Task brief: Filter the data for lines with the word "behind", then copy every line so identified.

Data extracted from a collection

·····

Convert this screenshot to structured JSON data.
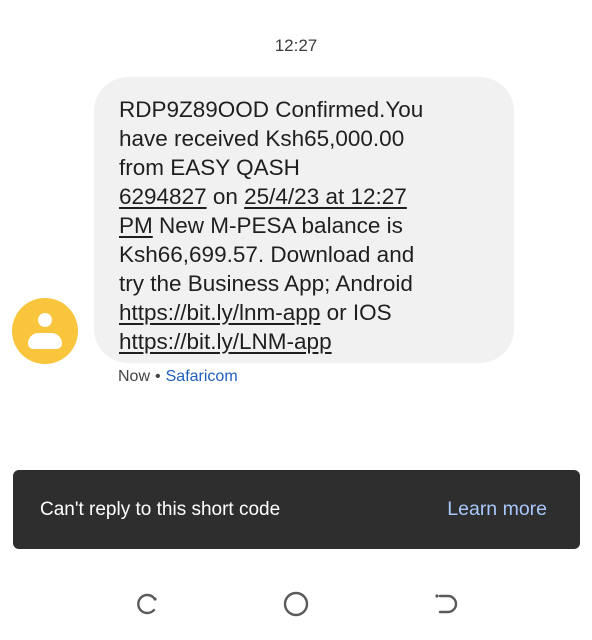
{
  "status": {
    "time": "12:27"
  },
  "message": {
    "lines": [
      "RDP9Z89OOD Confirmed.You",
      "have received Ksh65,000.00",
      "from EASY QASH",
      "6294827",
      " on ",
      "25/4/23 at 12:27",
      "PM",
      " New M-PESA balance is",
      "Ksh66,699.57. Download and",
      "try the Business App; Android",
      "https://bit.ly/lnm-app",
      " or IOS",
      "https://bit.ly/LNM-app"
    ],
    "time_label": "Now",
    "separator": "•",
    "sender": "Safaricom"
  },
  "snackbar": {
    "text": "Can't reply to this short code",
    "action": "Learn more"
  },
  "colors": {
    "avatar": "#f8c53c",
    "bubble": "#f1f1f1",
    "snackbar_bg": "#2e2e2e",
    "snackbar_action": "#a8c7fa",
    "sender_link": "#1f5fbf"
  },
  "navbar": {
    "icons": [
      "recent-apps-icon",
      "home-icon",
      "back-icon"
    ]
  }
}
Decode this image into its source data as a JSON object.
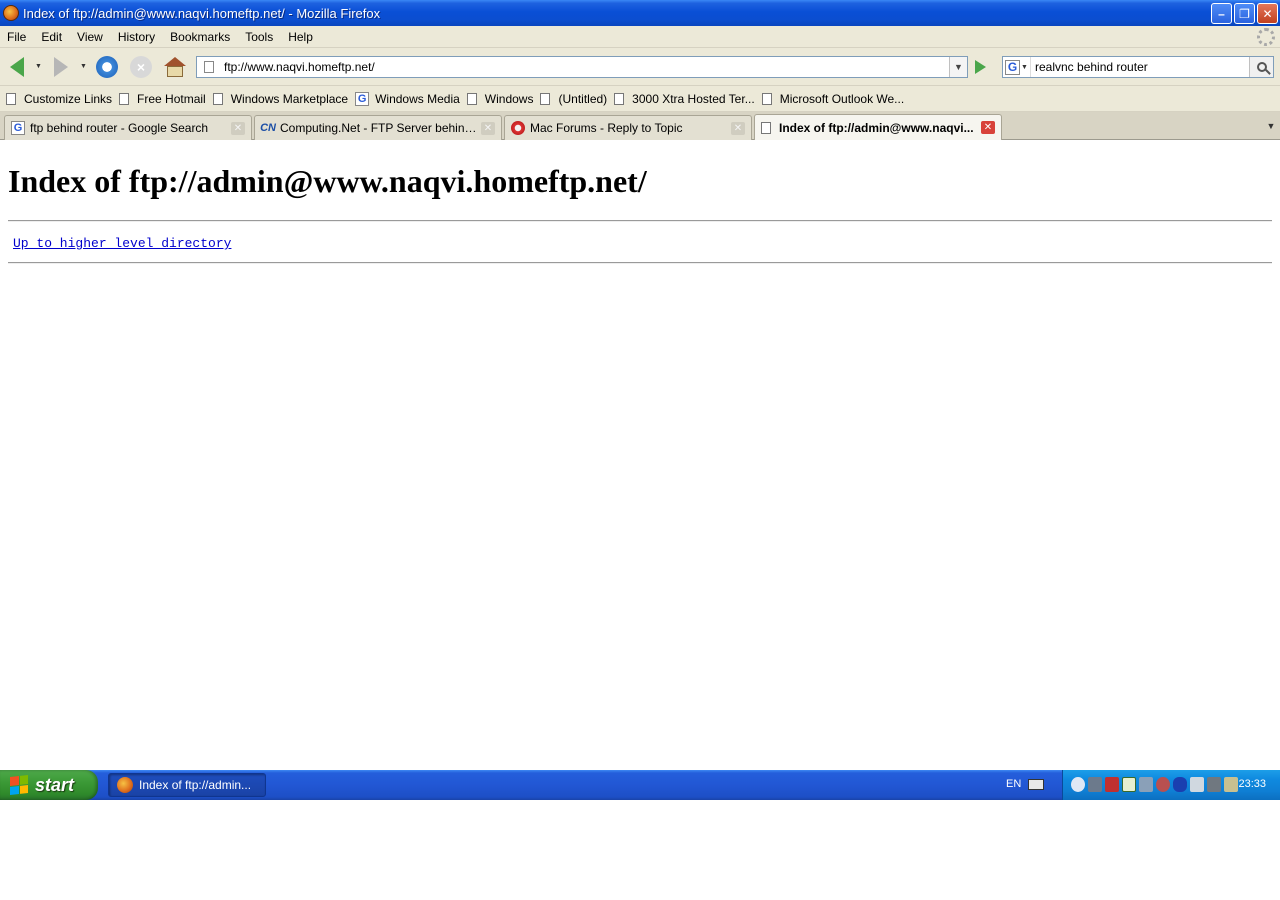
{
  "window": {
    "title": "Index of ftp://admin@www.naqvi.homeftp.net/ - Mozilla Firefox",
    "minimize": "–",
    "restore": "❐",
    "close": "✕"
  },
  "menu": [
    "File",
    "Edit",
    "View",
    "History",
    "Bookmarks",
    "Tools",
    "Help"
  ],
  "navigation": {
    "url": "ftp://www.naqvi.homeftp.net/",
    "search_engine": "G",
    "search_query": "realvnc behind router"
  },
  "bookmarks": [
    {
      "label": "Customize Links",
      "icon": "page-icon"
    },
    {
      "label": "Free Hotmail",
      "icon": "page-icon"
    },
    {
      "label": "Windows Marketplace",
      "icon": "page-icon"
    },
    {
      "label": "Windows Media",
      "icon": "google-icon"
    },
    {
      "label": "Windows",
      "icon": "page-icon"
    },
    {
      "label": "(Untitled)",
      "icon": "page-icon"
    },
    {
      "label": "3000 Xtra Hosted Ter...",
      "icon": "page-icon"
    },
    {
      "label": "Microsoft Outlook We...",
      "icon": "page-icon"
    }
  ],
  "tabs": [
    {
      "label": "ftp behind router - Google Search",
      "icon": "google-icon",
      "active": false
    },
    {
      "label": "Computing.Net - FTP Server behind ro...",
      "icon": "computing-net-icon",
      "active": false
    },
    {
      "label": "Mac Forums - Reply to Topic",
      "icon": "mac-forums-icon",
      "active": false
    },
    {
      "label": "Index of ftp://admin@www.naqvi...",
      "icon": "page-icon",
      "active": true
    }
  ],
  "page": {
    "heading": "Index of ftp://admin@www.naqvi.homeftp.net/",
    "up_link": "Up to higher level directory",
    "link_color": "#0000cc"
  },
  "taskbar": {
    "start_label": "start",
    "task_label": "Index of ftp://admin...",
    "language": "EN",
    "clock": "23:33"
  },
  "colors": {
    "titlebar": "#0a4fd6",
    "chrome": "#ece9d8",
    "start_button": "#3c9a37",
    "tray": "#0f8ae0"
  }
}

·····

Complete output:
    "search_query": "realvnc behind router"
      "label": "ftp behind router - Google Search",
      "label": "Computing.Net - FTP Server behind ro...",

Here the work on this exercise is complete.